REQUEST: Copy each line holding the string "document".

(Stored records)
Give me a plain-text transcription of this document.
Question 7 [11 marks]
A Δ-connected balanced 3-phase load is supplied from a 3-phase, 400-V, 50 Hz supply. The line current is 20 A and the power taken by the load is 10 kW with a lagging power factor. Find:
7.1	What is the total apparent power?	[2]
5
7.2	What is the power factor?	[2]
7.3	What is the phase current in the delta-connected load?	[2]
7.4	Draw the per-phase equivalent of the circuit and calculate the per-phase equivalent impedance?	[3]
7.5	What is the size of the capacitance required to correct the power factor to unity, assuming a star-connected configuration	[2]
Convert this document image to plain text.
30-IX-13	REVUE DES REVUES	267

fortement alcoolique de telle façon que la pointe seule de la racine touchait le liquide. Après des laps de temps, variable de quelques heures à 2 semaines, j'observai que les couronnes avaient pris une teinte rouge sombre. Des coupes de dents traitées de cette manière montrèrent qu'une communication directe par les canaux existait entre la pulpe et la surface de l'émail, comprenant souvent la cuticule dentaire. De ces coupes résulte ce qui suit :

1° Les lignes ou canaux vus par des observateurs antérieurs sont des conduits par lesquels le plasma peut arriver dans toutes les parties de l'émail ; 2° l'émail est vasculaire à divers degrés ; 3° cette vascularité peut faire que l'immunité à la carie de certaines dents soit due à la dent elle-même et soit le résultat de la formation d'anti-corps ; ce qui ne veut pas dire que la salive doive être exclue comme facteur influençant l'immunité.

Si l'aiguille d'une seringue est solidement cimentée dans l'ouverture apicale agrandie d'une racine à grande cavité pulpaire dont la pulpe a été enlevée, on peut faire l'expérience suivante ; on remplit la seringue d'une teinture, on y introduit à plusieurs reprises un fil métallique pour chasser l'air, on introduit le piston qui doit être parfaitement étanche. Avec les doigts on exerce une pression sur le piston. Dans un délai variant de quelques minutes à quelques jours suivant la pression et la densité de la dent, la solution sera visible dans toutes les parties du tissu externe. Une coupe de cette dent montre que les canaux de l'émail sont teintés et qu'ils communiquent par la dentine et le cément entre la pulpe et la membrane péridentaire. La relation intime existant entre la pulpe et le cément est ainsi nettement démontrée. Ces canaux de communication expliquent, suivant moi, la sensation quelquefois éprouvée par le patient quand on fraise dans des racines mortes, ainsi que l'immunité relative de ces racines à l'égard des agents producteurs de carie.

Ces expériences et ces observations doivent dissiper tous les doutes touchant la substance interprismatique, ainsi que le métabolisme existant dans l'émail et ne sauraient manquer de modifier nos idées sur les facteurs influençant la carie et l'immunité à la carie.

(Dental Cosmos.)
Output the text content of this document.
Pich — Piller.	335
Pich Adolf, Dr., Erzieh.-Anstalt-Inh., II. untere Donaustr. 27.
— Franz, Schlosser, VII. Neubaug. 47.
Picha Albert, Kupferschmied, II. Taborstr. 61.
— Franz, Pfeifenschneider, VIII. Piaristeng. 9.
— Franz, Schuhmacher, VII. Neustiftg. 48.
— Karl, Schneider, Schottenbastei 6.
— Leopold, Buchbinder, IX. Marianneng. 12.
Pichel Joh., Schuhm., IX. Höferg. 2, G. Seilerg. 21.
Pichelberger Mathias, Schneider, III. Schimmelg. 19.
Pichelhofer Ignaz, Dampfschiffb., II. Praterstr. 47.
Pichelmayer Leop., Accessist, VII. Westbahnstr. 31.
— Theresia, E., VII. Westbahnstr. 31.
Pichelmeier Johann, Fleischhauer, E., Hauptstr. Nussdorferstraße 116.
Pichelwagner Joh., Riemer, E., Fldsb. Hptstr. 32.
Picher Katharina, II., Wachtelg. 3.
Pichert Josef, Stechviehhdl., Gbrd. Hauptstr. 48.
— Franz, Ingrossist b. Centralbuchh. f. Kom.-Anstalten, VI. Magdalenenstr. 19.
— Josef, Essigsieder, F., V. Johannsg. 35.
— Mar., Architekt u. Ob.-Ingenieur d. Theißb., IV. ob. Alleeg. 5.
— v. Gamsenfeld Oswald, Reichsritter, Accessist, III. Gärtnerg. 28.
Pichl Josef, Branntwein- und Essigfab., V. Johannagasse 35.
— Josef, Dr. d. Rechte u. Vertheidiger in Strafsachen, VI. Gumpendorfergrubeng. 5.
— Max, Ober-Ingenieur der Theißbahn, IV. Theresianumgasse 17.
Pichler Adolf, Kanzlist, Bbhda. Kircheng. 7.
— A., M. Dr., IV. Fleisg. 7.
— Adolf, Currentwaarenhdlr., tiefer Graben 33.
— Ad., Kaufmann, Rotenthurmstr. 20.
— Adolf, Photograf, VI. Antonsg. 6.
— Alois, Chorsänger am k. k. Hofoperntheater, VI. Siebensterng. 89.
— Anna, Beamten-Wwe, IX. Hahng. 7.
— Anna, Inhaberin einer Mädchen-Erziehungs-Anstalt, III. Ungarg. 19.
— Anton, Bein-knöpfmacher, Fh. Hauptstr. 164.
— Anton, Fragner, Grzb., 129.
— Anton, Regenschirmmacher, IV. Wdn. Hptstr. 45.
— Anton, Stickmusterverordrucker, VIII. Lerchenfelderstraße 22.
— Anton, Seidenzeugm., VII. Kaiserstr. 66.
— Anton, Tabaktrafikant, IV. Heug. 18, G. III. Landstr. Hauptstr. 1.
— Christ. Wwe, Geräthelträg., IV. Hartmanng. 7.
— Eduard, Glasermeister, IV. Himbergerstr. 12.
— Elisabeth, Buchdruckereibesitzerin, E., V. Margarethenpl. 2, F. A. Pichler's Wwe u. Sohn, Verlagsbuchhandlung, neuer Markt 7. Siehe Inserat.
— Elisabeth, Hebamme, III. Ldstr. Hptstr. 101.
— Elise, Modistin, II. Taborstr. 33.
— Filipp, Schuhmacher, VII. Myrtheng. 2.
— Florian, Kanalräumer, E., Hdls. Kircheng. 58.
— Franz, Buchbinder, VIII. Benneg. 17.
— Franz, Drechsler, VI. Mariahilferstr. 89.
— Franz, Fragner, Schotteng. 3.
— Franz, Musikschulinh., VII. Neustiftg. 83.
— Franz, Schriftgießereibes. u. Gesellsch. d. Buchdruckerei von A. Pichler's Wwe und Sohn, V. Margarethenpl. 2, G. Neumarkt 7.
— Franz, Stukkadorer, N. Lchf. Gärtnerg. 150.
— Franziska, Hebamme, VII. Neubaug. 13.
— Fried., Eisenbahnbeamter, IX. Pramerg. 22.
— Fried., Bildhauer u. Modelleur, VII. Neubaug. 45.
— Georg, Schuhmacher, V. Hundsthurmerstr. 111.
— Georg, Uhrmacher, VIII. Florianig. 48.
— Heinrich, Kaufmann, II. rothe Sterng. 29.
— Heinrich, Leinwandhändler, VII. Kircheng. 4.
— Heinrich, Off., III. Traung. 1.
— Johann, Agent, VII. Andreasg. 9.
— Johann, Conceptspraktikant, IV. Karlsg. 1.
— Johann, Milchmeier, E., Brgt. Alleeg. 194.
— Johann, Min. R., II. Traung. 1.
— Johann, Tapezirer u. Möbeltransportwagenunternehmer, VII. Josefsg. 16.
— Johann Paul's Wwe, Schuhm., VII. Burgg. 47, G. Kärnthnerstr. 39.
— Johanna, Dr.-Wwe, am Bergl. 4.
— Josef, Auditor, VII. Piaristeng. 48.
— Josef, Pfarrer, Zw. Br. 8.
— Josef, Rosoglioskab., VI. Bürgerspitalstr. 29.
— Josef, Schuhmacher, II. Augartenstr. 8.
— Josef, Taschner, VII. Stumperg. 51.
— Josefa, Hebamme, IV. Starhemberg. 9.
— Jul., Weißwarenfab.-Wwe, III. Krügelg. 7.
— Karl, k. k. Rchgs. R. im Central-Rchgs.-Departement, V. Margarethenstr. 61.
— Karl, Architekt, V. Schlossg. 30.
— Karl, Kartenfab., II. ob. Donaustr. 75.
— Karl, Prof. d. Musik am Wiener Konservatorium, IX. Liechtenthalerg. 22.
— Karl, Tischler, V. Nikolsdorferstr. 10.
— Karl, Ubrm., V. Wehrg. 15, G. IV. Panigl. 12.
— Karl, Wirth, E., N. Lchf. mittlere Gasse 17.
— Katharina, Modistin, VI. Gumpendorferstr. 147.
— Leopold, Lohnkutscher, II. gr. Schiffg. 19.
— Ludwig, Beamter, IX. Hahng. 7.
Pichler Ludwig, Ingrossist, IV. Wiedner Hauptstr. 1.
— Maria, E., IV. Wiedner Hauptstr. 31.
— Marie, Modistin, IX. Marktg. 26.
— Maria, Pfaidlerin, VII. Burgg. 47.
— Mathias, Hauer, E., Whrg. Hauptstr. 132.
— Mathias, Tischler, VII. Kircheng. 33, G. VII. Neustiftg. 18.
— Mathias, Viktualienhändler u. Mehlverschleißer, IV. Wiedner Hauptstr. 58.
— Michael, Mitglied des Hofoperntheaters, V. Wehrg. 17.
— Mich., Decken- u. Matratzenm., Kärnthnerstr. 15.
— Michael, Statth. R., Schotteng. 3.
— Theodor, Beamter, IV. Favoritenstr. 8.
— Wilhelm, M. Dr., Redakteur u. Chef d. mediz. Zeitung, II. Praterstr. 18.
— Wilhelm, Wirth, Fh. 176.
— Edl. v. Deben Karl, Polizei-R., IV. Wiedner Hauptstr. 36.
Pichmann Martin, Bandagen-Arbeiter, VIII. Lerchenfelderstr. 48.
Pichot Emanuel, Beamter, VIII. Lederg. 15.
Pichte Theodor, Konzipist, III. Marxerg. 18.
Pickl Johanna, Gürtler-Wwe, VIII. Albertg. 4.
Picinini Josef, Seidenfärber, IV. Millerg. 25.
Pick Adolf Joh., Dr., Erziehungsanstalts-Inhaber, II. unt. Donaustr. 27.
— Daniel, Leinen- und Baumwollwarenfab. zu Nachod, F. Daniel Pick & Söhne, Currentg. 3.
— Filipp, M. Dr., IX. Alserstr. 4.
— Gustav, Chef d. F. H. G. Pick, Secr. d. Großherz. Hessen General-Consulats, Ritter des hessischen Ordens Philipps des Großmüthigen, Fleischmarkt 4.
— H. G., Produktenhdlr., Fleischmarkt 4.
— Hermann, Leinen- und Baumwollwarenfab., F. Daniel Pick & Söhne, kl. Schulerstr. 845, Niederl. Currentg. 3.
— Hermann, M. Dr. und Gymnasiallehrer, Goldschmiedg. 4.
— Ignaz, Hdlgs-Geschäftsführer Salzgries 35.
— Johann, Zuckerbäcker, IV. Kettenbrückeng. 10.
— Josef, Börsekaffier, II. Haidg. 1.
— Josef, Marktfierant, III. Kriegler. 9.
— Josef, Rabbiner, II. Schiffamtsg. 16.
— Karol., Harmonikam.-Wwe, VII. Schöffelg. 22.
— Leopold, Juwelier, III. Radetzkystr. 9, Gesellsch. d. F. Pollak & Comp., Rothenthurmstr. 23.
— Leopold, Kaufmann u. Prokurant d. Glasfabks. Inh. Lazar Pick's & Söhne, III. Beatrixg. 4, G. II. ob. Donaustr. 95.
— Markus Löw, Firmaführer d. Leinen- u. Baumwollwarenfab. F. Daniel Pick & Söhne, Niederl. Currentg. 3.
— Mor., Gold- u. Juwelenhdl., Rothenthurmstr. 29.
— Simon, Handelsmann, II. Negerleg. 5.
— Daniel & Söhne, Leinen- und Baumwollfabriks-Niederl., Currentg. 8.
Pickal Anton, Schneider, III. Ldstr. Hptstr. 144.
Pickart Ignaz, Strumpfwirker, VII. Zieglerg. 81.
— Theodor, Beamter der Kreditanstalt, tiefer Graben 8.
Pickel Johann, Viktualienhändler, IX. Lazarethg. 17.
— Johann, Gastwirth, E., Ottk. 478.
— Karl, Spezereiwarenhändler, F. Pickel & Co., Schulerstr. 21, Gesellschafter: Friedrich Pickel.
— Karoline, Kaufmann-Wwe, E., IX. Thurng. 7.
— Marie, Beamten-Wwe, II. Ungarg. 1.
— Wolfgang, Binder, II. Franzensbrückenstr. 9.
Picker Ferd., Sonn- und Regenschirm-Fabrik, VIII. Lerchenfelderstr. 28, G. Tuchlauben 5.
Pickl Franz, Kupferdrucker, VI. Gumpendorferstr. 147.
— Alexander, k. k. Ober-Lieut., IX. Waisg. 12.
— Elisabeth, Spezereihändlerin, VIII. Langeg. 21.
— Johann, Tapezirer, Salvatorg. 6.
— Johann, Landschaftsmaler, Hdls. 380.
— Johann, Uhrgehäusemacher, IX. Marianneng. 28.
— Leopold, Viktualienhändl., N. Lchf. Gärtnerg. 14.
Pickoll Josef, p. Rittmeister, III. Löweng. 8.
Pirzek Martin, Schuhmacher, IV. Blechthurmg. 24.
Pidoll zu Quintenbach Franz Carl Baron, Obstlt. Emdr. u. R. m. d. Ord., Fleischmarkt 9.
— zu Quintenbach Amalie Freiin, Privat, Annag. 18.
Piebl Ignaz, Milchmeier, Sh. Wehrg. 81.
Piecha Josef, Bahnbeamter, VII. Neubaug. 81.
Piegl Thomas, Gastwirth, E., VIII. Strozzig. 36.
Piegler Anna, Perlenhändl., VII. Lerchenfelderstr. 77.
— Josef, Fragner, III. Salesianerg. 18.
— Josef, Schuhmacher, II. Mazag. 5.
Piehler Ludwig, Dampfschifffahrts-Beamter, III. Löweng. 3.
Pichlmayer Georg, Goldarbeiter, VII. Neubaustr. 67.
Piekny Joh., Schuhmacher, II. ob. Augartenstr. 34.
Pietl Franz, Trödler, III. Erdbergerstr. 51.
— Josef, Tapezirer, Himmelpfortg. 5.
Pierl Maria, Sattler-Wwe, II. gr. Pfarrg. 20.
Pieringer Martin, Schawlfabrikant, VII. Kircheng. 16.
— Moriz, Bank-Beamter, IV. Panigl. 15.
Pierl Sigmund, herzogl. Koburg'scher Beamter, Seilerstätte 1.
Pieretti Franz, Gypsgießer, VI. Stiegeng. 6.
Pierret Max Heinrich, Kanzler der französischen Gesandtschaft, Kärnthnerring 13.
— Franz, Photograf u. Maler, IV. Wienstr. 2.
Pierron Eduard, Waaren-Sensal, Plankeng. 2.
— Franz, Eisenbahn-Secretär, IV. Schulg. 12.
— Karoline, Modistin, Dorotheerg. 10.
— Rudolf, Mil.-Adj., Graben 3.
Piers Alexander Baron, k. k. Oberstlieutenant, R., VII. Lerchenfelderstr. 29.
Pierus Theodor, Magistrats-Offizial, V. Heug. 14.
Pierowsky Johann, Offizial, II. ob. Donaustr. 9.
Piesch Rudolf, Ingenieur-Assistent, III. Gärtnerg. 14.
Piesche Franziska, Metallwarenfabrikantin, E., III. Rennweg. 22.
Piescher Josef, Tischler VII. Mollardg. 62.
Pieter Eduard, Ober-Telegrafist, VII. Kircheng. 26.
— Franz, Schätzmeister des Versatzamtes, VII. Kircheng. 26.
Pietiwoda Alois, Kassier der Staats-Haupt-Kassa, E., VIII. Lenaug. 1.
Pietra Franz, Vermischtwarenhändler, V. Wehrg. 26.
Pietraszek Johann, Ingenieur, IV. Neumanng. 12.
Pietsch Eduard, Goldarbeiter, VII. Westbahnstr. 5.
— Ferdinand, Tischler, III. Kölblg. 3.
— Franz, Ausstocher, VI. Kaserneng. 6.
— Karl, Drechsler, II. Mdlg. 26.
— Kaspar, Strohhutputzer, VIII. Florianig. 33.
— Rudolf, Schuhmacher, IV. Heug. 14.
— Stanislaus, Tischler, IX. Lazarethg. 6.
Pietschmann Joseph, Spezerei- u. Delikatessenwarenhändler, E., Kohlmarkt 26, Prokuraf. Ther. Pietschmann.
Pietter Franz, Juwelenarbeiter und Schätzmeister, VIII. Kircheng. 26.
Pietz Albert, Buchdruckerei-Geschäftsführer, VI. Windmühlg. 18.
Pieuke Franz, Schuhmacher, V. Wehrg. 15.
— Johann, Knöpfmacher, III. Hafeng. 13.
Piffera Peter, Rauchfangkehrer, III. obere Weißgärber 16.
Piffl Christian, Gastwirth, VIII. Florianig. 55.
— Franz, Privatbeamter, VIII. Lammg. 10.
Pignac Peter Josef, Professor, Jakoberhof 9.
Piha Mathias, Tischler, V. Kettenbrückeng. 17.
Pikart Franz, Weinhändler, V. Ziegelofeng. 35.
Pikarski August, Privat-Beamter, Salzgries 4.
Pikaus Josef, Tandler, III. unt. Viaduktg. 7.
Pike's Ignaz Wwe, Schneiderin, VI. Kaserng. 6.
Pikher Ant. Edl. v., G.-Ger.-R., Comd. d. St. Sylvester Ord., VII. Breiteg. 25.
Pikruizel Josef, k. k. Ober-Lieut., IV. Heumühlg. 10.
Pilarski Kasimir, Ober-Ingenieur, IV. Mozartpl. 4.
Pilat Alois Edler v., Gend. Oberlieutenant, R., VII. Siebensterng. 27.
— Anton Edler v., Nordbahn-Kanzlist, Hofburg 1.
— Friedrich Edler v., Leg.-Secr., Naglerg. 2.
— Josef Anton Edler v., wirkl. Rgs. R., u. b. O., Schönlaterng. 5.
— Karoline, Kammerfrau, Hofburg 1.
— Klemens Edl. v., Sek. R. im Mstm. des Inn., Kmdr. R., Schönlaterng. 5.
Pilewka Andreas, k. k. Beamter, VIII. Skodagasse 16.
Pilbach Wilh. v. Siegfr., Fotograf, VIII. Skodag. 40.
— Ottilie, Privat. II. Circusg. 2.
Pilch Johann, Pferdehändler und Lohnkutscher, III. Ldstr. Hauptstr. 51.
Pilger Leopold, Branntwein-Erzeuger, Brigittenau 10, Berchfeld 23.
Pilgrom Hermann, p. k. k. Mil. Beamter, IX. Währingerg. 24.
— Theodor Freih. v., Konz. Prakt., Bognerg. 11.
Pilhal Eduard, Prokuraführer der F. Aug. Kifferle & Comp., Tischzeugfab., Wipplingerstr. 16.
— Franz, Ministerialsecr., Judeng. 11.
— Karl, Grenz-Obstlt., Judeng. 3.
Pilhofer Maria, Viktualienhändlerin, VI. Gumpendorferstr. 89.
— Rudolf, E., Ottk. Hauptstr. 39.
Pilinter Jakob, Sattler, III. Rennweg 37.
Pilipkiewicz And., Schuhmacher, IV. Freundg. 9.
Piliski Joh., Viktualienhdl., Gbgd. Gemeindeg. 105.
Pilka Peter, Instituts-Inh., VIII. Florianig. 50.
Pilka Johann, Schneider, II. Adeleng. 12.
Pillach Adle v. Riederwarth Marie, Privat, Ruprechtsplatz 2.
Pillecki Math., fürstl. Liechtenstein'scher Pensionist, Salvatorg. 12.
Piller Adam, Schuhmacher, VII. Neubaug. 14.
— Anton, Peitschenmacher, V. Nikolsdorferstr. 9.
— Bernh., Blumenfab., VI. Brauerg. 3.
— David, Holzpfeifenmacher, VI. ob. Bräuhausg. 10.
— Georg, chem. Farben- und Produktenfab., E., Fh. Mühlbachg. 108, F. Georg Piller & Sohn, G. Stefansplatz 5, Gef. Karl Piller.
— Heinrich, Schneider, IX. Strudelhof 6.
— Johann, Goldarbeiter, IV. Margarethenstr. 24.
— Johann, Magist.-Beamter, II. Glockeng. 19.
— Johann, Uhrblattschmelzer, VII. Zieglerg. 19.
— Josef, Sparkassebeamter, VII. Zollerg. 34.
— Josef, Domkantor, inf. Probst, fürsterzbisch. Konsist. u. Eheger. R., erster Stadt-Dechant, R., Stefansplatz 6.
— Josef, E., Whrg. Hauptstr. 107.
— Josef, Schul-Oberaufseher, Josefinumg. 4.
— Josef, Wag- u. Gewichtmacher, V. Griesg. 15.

TASK OUTPUT:
Give me a plain-text transcription of this document.
Convert this document image to plain text.
Output the text content of this document.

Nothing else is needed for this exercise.